SUPPLIED INFORMATION:
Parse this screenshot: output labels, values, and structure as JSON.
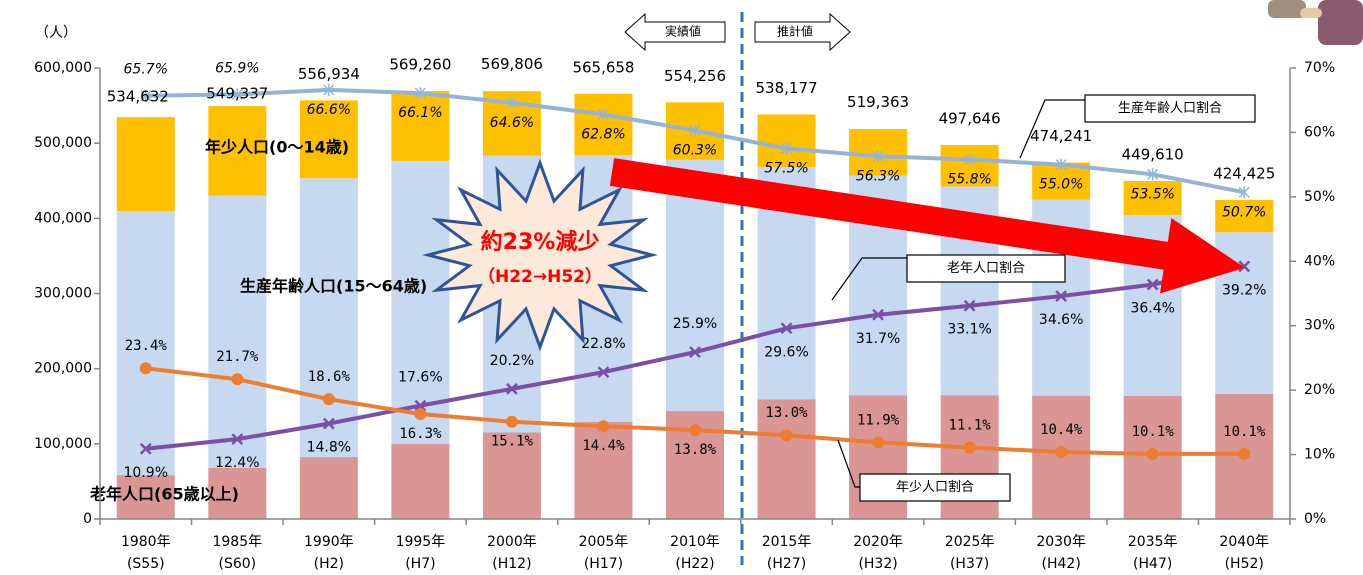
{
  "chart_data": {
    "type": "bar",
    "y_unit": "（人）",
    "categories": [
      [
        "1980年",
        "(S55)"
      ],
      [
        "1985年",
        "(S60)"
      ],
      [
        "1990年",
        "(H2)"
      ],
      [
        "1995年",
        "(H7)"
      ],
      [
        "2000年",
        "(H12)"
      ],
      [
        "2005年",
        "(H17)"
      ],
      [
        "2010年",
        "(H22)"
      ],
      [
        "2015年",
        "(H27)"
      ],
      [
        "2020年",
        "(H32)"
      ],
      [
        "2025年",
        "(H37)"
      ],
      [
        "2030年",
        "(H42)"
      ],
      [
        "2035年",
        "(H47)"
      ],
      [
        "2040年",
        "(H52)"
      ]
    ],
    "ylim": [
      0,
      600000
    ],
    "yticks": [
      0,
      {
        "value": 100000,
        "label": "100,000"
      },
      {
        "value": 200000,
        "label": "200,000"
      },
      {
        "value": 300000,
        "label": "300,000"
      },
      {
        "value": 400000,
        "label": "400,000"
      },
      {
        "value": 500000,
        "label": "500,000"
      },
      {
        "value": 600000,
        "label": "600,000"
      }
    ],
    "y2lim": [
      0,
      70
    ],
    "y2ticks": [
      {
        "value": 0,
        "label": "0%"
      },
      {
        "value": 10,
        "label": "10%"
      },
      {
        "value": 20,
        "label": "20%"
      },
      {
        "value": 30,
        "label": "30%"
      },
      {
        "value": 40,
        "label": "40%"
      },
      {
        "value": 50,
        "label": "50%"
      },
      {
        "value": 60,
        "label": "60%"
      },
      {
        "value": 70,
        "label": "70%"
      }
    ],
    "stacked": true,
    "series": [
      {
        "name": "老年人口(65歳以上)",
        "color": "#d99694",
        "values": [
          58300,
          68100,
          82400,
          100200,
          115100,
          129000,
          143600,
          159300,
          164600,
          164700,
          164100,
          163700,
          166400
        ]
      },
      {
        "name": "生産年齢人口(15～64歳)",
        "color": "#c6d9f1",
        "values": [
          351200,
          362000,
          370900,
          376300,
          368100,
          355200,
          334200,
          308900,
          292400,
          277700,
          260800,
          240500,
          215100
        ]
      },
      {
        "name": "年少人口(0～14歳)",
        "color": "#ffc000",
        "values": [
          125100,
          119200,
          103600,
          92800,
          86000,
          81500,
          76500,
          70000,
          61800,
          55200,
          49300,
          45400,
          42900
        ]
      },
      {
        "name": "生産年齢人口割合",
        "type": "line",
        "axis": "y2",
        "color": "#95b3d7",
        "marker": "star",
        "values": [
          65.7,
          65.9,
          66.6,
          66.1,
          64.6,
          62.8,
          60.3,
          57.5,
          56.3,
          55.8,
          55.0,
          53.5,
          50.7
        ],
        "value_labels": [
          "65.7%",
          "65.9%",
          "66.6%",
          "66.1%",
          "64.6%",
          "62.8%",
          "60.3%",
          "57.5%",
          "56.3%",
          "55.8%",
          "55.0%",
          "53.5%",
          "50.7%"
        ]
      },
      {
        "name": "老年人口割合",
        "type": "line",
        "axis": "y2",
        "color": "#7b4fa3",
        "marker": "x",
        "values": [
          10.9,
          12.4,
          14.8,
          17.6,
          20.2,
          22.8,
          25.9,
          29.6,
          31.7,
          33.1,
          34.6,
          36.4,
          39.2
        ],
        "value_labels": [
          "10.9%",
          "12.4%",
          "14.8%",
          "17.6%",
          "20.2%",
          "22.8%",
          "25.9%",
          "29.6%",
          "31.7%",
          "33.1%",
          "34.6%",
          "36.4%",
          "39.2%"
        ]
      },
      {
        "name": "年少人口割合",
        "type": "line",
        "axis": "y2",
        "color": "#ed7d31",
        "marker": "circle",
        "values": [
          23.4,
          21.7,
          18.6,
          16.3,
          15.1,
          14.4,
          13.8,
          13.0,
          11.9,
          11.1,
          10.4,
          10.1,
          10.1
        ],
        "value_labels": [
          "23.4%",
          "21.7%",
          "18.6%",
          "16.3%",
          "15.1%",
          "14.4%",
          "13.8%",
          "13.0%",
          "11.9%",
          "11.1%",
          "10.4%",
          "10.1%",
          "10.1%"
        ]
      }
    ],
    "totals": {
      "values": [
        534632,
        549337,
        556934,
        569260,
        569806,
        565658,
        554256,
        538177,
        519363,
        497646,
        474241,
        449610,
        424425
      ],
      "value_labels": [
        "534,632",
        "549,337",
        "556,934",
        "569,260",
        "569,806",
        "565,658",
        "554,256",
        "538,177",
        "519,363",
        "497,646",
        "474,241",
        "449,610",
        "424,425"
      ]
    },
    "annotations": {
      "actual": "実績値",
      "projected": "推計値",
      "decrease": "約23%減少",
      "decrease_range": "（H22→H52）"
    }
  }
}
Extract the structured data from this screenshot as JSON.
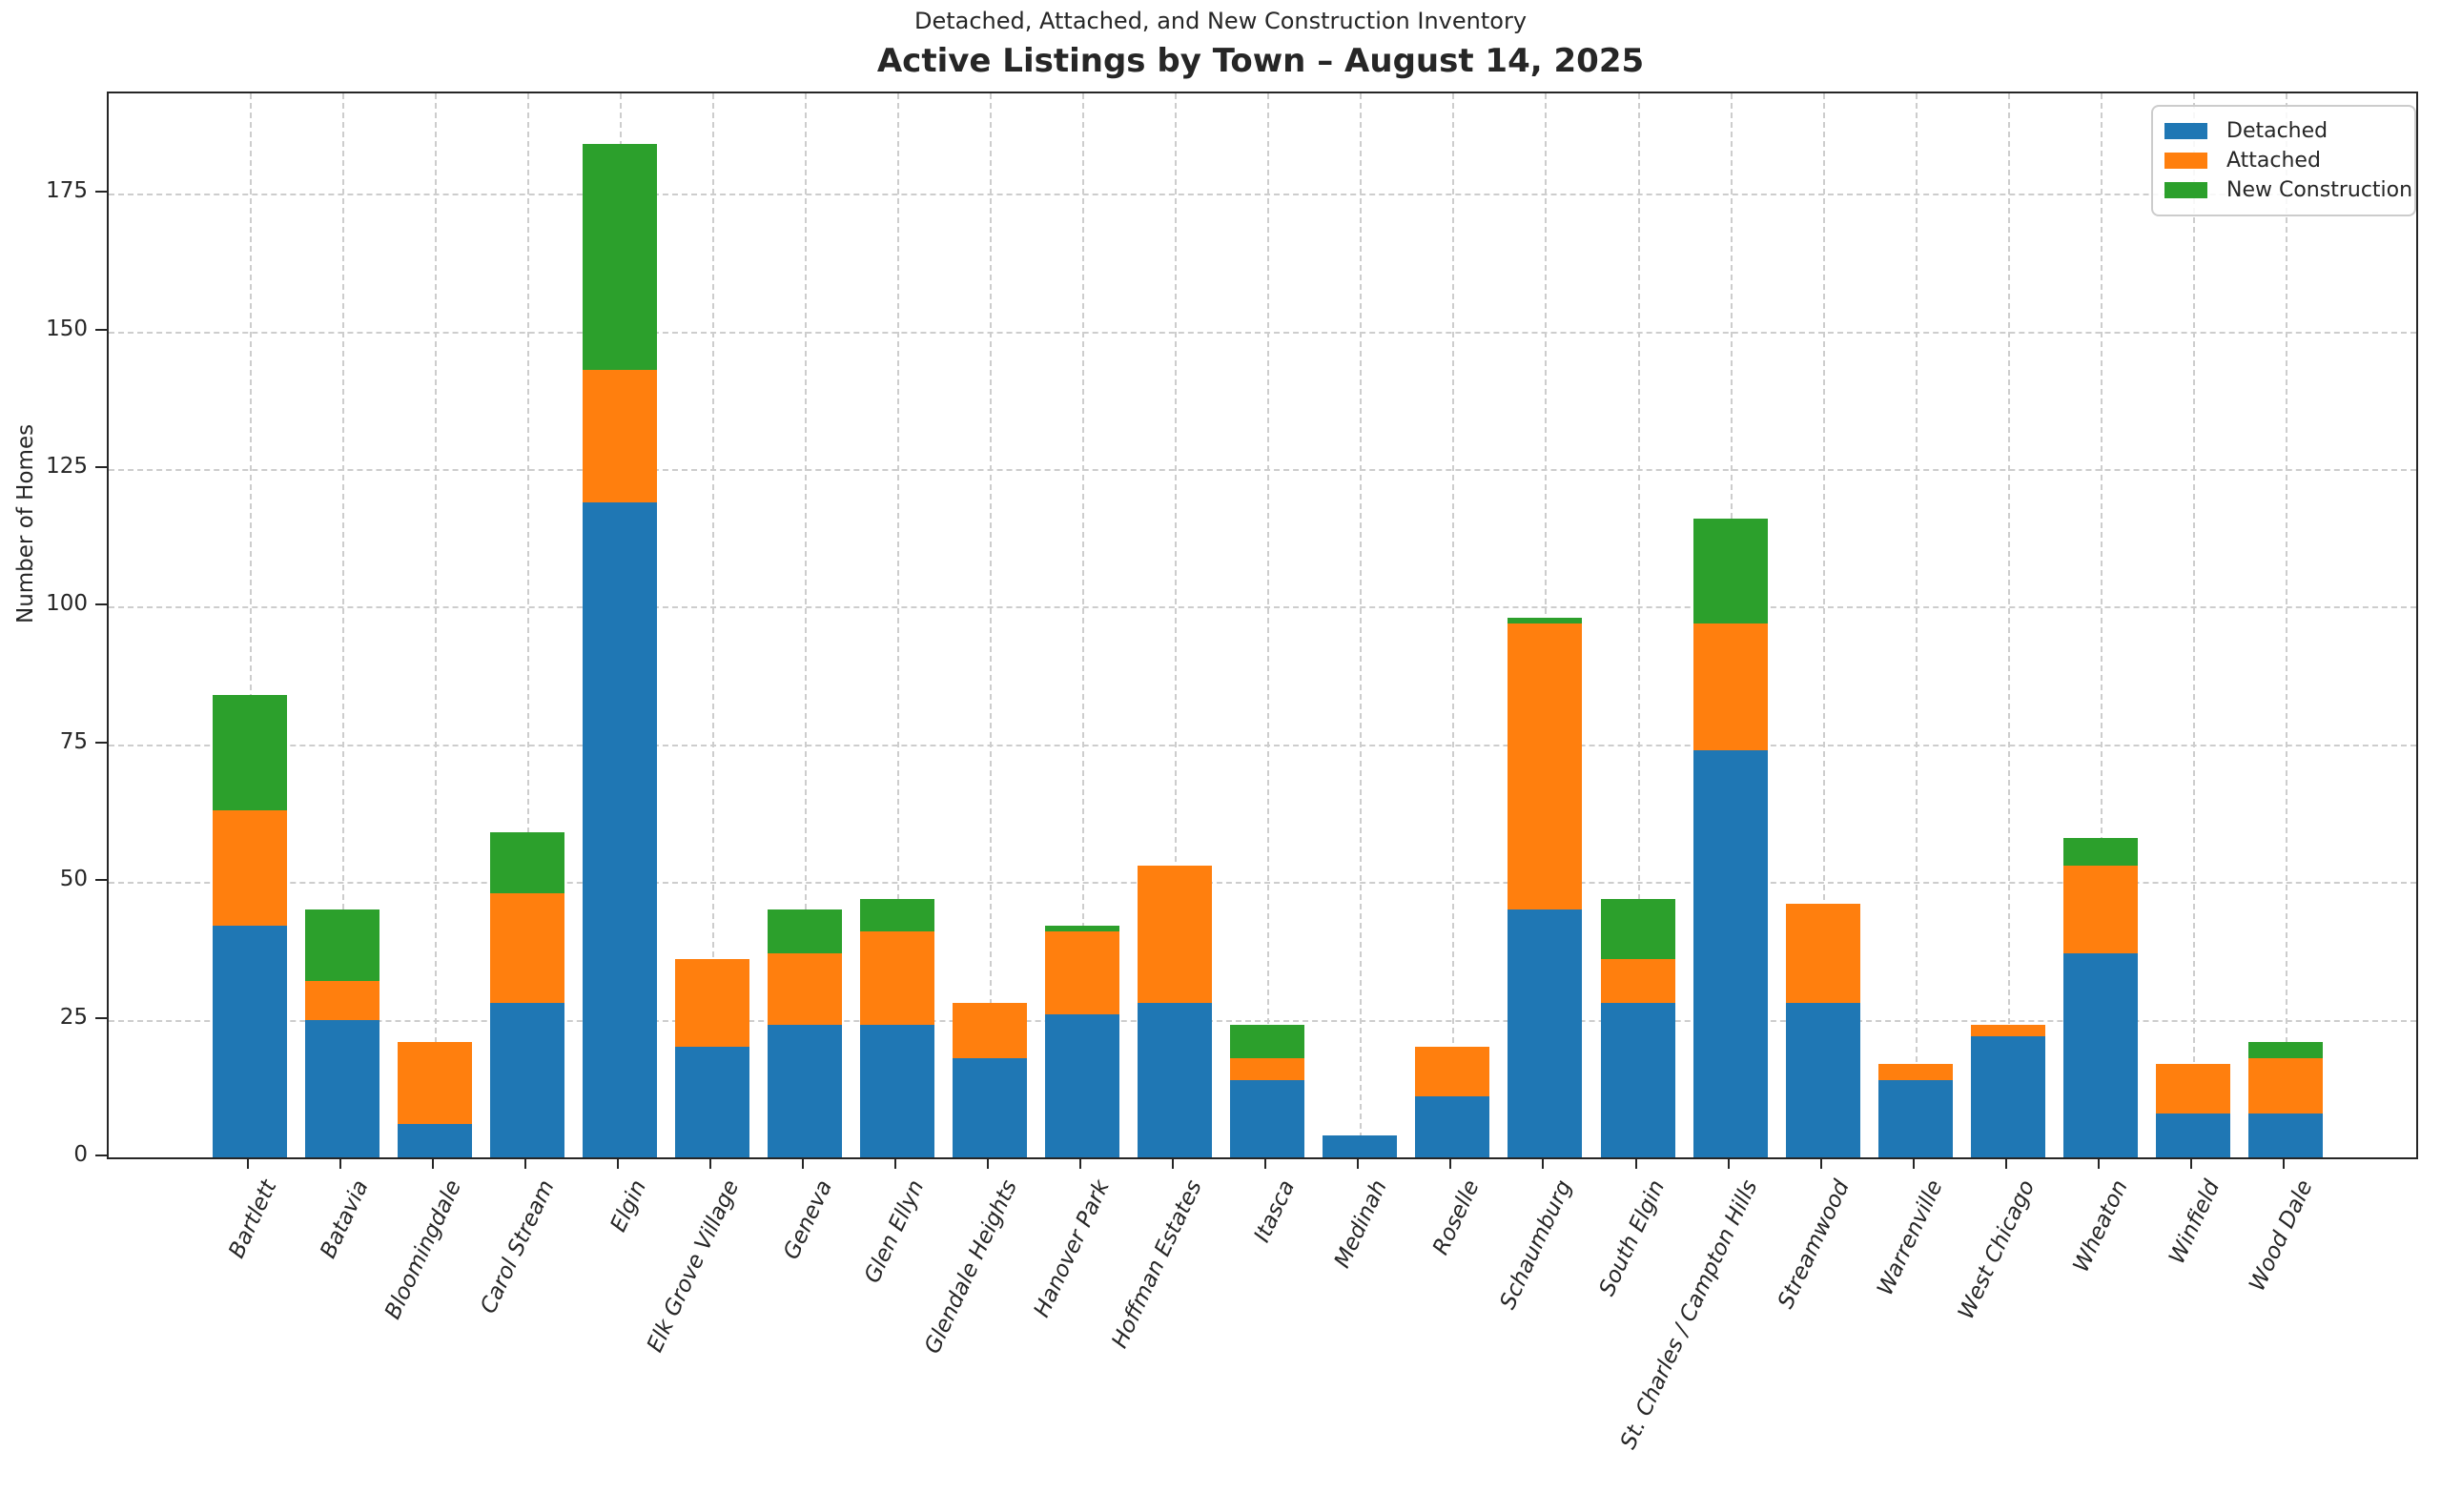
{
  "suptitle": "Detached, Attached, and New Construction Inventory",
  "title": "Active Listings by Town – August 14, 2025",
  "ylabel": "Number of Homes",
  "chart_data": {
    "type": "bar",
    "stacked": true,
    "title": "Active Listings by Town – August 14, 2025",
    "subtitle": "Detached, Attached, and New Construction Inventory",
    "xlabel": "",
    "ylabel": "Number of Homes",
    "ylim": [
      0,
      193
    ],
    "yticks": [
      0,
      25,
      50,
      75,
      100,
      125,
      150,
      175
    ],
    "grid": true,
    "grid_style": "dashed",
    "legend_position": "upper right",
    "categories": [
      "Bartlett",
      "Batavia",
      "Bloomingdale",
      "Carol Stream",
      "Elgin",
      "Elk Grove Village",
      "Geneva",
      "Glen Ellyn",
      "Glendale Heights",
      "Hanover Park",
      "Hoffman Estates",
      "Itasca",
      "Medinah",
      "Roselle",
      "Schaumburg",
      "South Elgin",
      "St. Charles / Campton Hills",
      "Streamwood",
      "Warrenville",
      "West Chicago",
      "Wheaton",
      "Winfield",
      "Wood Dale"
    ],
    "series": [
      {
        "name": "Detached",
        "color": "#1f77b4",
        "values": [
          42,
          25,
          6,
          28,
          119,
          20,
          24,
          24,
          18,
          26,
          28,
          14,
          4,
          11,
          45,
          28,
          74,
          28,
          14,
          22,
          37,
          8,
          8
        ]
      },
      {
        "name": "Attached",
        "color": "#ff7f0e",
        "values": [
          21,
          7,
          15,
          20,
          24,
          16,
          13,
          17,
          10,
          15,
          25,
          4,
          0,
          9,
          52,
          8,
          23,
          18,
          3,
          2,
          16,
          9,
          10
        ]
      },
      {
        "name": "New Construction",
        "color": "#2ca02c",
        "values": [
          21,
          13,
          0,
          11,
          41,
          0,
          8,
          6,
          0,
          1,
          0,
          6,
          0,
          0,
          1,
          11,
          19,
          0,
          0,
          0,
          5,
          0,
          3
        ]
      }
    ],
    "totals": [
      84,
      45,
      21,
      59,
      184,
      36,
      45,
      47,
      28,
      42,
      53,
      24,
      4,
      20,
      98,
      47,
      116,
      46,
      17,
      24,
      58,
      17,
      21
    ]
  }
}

PROBLEM STATEMENT:
Leave out the pictures and output every record above precisely as given.

EXPECTED OUTPUT:
Parse this screenshot: output labels, values, and structure as JSON.
{
  "chart_data": {
    "type": "bar",
    "y_unit": "（人）",
    "categories": [
      [
        "1980年",
        "(S55)"
      ],
      [
        "1985年",
        "(S60)"
      ],
      [
        "1990年",
        "(H2)"
      ],
      [
        "1995年",
        "(H7)"
      ],
      [
        "2000年",
        "(H12)"
      ],
      [
        "2005年",
        "(H17)"
      ],
      [
        "2010年",
        "(H22)"
      ],
      [
        "2015年",
        "(H27)"
      ],
      [
        "2020年",
        "(H32)"
      ],
      [
        "2025年",
        "(H37)"
      ],
      [
        "2030年",
        "(H42)"
      ],
      [
        "2035年",
        "(H47)"
      ],
      [
        "2040年",
        "(H52)"
      ]
    ],
    "ylim": [
      0,
      600000
    ],
    "yticks": [
      0,
      {
        "value": 100000,
        "label": "100,000"
      },
      {
        "value": 200000,
        "label": "200,000"
      },
      {
        "value": 300000,
        "label": "300,000"
      },
      {
        "value": 400000,
        "label": "400,000"
      },
      {
        "value": 500000,
        "label": "500,000"
      },
      {
        "value": 600000,
        "label": "600,000"
      }
    ],
    "y2lim": [
      0,
      70
    ],
    "y2ticks": [
      {
        "value": 0,
        "label": "0%"
      },
      {
        "value": 10,
        "label": "10%"
      },
      {
        "value": 20,
        "label": "20%"
      },
      {
        "value": 30,
        "label": "30%"
      },
      {
        "value": 40,
        "label": "40%"
      },
      {
        "value": 50,
        "label": "50%"
      },
      {
        "value": 60,
        "label": "60%"
      },
      {
        "value": 70,
        "label": "70%"
      }
    ],
    "stacked": true,
    "series": [
      {
        "name": "老年人口(65歳以上)",
        "color": "#d99694",
        "values": [
          58300,
          68100,
          82400,
          100200,
          115100,
          129000,
          143600,
          159300,
          164600,
          164700,
          164100,
          163700,
          166400
        ]
      },
      {
        "name": "生産年齢人口(15～64歳)",
        "color": "#c6d9f1",
        "values": [
          351200,
          362000,
          370900,
          376300,
          368100,
          355200,
          334200,
          308900,
          292400,
          277700,
          260800,
          240500,
          215100
        ]
      },
      {
        "name": "年少人口(0～14歳)",
        "color": "#ffc000",
        "values": [
          125100,
          119200,
          103600,
          92800,
          86000,
          81500,
          76500,
          70000,
          61800,
          55200,
          49300,
          45400,
          42900
        ]
      },
      {
        "name": "生産年齢人口割合",
        "type": "line",
        "axis": "y2",
        "color": "#95b3d7",
        "marker": "star",
        "values": [
          65.7,
          65.9,
          66.6,
          66.1,
          64.6,
          62.8,
          60.3,
          57.5,
          56.3,
          55.8,
          55.0,
          53.5,
          50.7
        ],
        "value_labels": [
          "65.7%",
          "65.9%",
          "66.6%",
          "66.1%",
          "64.6%",
          "62.8%",
          "60.3%",
          "57.5%",
          "56.3%",
          "55.8%",
          "55.0%",
          "53.5%",
          "50.7%"
        ]
      },
      {
        "name": "老年人口割合",
        "type": "line",
        "axis": "y2",
        "color": "#7b4fa3",
        "marker": "x",
        "values": [
          10.9,
          12.4,
          14.8,
          17.6,
          20.2,
          22.8,
          25.9,
          29.6,
          31.7,
          33.1,
          34.6,
          36.4,
          39.2
        ],
        "value_labels": [
          "10.9%",
          "12.4%",
          "14.8%",
          "17.6%",
          "20.2%",
          "22.8%",
          "25.9%",
          "29.6%",
          "31.7%",
          "33.1%",
          "34.6%",
          "36.4%",
          "39.2%"
        ]
      },
      {
        "name": "年少人口割合",
        "type": "line",
        "axis": "y2",
        "color": "#ed7d31",
        "marker": "circle",
        "values": [
          23.4,
          21.7,
          18.6,
          16.3,
          15.1,
          14.4,
          13.8,
          13.0,
          11.9,
          11.1,
          10.4,
          10.1,
          10.1
        ],
        "value_labels": [
          "23.4%",
          "21.7%",
          "18.6%",
          "16.3%",
          "15.1%",
          "14.4%",
          "13.8%",
          "13.0%",
          "11.9%",
          "11.1%",
          "10.4%",
          "10.1%",
          "10.1%"
        ]
      }
    ],
    "totals": {
      "values": [
        534632,
        549337,
        556934,
        569260,
        569806,
        565658,
        554256,
        538177,
        519363,
        497646,
        474241,
        449610,
        424425
      ],
      "value_labels": [
        "534,632",
        "549,337",
        "556,934",
        "569,260",
        "569,806",
        "565,658",
        "554,256",
        "538,177",
        "519,363",
        "497,646",
        "474,241",
        "449,610",
        "424,425"
      ]
    },
    "annotations": {
      "actual": "実績値",
      "projected": "推計値",
      "decrease": "約23%減少",
      "decrease_range": "（H22→H52）"
    }
  }
}
Extract the structured data from this screenshot as JSON.
{
  "suptitle": "Detached, Attached, and New Construction Inventory",
  "title": "Active Listings by Town – August 14, 2025",
  "ylabel": "Number of Homes",
  "chart_data": {
    "type": "bar",
    "stacked": true,
    "title": "Active Listings by Town – August 14, 2025",
    "subtitle": "Detached, Attached, and New Construction Inventory",
    "xlabel": "",
    "ylabel": "Number of Homes",
    "ylim": [
      0,
      193
    ],
    "yticks": [
      0,
      25,
      50,
      75,
      100,
      125,
      150,
      175
    ],
    "grid": true,
    "grid_style": "dashed",
    "legend_position": "upper right",
    "categories": [
      "Bartlett",
      "Batavia",
      "Bloomingdale",
      "Carol Stream",
      "Elgin",
      "Elk Grove Village",
      "Geneva",
      "Glen Ellyn",
      "Glendale Heights",
      "Hanover Park",
      "Hoffman Estates",
      "Itasca",
      "Medinah",
      "Roselle",
      "Schaumburg",
      "South Elgin",
      "St. Charles / Campton Hills",
      "Streamwood",
      "Warrenville",
      "West Chicago",
      "Wheaton",
      "Winfield",
      "Wood Dale"
    ],
    "series": [
      {
        "name": "Detached",
        "color": "#1f77b4",
        "values": [
          42,
          25,
          6,
          28,
          119,
          20,
          24,
          24,
          18,
          26,
          28,
          14,
          4,
          11,
          45,
          28,
          74,
          28,
          14,
          22,
          37,
          8,
          8
        ]
      },
      {
        "name": "Attached",
        "color": "#ff7f0e",
        "values": [
          21,
          7,
          15,
          20,
          24,
          16,
          13,
          17,
          10,
          15,
          25,
          4,
          0,
          9,
          52,
          8,
          23,
          18,
          3,
          2,
          16,
          9,
          10
        ]
      },
      {
        "name": "New Construction",
        "color": "#2ca02c",
        "values": [
          21,
          13,
          0,
          11,
          41,
          0,
          8,
          6,
          0,
          1,
          0,
          6,
          0,
          0,
          1,
          11,
          19,
          0,
          0,
          0,
          5,
          0,
          3
        ]
      }
    ],
    "totals": [
      84,
      45,
      21,
      59,
      184,
      36,
      45,
      47,
      28,
      42,
      53,
      24,
      4,
      20,
      98,
      47,
      116,
      46,
      17,
      24,
      58,
      17,
      21
    ]
  }
}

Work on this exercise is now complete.